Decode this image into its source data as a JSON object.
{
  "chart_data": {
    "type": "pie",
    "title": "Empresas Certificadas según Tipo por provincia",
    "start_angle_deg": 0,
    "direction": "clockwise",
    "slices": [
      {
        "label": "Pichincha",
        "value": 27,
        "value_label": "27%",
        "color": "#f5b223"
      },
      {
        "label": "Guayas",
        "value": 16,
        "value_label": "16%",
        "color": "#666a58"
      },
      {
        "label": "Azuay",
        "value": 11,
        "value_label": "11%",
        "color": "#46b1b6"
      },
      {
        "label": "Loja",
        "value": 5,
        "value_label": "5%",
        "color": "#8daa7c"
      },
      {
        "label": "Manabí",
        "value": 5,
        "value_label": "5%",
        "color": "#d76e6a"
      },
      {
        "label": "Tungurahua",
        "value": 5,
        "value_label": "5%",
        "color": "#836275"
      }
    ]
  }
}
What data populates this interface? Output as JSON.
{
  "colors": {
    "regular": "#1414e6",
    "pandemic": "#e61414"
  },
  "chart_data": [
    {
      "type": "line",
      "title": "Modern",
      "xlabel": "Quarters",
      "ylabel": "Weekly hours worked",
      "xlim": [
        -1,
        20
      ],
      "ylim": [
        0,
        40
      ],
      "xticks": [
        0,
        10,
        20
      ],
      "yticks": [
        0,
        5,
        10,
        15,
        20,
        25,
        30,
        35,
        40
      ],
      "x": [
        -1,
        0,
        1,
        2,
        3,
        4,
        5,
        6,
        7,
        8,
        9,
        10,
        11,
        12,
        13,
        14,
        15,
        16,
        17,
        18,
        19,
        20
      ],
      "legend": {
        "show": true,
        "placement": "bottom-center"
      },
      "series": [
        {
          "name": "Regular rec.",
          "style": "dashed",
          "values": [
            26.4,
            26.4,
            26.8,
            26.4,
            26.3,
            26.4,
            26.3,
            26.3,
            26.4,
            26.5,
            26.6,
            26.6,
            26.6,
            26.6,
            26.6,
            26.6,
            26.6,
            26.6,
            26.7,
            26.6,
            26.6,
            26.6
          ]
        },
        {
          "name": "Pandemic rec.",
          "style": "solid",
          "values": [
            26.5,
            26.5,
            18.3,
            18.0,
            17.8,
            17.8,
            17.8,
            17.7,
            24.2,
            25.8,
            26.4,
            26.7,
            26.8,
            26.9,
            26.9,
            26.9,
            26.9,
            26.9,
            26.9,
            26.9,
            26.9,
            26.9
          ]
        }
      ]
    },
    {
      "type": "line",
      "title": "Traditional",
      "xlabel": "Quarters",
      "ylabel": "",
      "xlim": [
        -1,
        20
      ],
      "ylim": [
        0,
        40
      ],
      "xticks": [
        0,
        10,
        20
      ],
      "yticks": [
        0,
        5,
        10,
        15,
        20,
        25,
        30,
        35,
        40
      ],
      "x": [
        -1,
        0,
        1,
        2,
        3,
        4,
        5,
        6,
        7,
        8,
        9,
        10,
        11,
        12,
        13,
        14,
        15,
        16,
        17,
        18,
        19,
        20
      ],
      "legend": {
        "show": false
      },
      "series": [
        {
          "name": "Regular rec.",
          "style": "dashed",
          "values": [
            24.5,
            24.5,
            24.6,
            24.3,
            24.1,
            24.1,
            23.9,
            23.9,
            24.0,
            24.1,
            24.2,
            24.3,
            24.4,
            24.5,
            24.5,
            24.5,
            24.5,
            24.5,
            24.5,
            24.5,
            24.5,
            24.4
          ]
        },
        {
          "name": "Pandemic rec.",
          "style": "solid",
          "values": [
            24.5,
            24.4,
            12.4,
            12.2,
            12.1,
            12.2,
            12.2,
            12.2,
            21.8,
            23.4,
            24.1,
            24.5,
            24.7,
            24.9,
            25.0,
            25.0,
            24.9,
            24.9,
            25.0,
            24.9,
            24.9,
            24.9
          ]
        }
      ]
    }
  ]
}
┄┄┄┄┄┄┄┄┄┄
◆ Exercise instructions: Pick out each line containing the string "this" and copy it.

◆ Solution:
Decode this image into its source data as a JSON object.
What data populates this interface? Output as JSON.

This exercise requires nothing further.